▶ **TASK BRIEF**: Select, from the material below, each line with "heading" in it.

▶ **INFORMATION SHOWN**:

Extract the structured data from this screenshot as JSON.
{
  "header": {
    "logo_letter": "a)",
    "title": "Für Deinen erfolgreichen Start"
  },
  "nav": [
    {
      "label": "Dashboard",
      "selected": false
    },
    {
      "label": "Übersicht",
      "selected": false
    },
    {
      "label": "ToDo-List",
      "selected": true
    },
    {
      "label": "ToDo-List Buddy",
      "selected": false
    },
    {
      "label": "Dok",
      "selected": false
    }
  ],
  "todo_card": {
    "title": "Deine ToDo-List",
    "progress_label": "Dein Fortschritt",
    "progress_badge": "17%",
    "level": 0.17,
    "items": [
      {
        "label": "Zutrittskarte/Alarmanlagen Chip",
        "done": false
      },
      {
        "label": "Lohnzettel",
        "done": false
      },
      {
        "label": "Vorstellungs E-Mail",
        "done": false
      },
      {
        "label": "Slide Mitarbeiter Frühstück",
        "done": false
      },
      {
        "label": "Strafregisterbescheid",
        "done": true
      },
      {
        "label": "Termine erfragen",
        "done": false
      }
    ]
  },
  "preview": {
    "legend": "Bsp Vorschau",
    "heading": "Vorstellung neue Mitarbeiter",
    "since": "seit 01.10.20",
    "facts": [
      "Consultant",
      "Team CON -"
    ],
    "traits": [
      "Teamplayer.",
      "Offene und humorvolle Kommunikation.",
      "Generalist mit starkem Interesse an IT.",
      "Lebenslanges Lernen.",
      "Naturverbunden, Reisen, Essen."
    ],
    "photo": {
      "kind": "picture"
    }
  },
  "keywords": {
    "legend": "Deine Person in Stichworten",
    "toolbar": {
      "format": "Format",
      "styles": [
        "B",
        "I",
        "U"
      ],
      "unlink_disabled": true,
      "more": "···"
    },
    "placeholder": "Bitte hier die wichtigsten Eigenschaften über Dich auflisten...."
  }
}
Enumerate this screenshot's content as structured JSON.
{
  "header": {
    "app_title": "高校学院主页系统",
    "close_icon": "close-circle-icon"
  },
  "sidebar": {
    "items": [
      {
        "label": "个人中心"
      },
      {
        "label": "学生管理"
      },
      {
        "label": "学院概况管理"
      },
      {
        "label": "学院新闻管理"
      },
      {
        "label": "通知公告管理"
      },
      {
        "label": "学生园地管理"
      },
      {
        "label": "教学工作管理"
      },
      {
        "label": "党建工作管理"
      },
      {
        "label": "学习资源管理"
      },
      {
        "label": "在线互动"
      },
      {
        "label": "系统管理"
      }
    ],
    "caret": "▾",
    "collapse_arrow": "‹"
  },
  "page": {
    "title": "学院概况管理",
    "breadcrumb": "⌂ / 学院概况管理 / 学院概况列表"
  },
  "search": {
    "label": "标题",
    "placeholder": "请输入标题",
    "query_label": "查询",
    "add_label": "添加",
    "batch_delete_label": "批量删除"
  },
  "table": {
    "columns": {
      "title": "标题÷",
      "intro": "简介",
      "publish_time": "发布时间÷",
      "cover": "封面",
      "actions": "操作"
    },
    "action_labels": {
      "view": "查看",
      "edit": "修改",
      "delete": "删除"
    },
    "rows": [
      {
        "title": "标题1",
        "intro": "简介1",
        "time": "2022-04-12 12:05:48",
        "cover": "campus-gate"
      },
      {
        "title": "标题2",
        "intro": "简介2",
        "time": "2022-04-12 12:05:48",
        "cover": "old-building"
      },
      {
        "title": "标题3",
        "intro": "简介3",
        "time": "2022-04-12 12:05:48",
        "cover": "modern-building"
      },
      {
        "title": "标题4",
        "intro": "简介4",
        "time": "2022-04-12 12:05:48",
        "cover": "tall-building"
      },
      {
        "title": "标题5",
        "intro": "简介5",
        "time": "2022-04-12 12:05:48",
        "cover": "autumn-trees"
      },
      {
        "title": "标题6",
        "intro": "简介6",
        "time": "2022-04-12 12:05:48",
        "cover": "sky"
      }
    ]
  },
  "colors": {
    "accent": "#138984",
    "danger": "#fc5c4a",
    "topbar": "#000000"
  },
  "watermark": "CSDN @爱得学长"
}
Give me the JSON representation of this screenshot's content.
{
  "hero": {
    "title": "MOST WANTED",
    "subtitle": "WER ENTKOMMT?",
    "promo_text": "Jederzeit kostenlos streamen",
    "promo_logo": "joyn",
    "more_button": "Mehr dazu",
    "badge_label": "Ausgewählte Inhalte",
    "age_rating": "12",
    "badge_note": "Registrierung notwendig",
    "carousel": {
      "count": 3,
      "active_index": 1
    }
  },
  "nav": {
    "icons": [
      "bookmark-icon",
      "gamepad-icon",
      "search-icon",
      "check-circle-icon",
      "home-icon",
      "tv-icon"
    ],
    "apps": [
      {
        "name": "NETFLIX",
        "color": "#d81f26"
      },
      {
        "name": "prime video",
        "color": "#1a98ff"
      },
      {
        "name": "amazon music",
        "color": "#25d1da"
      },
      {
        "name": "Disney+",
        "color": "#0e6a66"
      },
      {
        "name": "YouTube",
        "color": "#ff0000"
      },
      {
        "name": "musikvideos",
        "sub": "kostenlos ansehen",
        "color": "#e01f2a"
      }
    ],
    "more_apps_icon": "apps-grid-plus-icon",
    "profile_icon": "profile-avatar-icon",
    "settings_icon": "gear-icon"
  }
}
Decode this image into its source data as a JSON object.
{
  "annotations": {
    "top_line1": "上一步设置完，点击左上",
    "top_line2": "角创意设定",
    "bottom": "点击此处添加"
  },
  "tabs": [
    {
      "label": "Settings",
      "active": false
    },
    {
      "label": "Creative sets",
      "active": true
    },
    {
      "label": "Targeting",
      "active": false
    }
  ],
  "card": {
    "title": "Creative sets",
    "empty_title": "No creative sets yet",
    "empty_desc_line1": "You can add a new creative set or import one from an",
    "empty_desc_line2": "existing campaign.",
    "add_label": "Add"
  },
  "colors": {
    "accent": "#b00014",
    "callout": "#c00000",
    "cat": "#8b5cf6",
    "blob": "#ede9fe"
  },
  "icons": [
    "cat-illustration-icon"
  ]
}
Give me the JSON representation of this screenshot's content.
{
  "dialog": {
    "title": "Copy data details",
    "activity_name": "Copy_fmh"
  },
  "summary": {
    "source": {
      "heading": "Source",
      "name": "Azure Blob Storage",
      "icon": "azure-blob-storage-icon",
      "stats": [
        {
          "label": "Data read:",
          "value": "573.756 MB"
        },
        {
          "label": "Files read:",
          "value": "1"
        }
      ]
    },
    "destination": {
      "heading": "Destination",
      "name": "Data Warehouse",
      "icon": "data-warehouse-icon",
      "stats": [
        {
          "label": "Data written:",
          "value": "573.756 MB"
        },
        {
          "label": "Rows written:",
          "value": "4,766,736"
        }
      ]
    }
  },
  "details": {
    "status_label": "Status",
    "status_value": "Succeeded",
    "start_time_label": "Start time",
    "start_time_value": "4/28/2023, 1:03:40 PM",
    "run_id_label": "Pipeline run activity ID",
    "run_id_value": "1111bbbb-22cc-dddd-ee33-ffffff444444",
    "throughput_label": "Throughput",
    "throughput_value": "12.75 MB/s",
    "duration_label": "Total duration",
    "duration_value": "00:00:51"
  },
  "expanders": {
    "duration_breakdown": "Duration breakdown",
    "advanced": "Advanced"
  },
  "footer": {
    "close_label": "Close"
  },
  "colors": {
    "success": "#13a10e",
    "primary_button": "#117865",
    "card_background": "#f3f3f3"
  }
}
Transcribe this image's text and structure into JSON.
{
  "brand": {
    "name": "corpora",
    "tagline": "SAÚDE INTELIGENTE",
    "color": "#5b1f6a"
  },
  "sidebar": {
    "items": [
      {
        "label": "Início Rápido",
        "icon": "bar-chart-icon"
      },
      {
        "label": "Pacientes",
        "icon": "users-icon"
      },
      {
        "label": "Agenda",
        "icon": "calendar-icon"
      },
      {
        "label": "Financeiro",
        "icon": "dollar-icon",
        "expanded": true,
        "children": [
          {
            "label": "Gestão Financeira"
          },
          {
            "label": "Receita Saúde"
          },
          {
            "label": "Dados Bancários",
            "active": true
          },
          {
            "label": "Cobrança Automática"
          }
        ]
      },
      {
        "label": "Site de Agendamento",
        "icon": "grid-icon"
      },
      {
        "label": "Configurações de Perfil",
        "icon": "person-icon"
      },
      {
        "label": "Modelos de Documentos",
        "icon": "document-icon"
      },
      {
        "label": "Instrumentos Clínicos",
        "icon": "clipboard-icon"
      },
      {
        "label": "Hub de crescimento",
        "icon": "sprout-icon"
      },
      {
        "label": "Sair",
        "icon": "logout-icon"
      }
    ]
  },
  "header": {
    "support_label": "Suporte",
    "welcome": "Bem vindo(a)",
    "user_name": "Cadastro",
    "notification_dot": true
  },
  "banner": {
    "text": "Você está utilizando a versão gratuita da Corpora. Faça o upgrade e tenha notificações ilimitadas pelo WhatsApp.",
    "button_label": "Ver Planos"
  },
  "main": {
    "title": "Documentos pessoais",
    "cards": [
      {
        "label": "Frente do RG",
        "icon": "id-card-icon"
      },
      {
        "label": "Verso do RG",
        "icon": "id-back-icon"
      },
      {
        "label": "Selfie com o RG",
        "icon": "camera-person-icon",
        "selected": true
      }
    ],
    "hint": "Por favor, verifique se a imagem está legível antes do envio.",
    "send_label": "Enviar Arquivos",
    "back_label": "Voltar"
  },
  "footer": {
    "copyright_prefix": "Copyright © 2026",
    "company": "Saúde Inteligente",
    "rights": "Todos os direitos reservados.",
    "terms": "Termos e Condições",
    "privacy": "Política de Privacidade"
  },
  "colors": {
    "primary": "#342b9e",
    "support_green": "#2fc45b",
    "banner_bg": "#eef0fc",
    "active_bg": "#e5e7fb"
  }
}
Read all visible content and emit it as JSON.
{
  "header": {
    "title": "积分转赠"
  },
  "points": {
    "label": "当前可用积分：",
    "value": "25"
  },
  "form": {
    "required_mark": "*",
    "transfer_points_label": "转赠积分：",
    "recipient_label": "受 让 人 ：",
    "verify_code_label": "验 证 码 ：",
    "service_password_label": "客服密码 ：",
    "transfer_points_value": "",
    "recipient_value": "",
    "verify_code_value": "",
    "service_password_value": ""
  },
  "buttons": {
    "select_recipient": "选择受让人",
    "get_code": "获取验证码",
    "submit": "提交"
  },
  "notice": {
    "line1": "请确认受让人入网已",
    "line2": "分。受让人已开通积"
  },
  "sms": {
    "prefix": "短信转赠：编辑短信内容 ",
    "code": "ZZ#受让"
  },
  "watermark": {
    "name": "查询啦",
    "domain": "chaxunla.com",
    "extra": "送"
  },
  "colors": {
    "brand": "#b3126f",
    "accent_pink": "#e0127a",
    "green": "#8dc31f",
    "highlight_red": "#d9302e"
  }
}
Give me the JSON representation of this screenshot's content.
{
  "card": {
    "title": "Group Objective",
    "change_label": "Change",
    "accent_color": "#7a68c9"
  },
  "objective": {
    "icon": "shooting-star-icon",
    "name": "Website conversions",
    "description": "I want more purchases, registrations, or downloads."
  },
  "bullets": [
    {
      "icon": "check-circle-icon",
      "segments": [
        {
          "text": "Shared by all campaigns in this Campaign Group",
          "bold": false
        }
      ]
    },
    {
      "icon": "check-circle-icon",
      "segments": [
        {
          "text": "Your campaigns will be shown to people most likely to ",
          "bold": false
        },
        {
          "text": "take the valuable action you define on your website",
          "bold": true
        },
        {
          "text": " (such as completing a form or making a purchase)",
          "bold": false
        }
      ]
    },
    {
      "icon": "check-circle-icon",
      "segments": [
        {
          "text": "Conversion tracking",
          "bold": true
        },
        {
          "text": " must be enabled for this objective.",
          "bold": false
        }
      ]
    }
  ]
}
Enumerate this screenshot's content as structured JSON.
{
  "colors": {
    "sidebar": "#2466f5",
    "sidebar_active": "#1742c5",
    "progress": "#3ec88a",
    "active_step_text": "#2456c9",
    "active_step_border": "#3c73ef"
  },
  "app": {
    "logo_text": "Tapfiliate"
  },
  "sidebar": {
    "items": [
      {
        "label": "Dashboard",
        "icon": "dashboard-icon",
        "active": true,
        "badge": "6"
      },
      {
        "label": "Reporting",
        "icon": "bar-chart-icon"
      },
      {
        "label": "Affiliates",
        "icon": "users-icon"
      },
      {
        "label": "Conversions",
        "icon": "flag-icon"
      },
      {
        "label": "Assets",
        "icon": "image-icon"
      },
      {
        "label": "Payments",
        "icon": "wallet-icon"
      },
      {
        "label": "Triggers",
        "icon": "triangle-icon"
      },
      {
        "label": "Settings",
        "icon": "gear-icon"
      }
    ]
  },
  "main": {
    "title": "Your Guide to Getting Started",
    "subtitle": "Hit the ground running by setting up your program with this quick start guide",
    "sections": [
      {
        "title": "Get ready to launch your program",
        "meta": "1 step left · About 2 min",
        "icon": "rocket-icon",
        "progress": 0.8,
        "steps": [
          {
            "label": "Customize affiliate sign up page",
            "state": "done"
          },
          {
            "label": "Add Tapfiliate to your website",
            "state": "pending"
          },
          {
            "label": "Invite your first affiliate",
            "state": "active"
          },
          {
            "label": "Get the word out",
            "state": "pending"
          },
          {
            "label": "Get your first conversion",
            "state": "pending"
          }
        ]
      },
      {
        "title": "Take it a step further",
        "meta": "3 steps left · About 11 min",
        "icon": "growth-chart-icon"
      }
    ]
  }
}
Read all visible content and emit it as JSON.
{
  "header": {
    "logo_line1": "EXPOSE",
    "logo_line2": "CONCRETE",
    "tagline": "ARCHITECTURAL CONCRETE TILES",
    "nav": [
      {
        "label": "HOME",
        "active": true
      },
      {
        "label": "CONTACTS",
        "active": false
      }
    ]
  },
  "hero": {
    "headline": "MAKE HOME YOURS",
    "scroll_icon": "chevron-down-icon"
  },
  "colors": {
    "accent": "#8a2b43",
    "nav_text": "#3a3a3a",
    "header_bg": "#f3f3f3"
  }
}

▶ **TASK SOLUTION**:
    "heading": "Vorstellung neue Mitarbeiter",
      "heading": "Source",
      "heading": "Destination",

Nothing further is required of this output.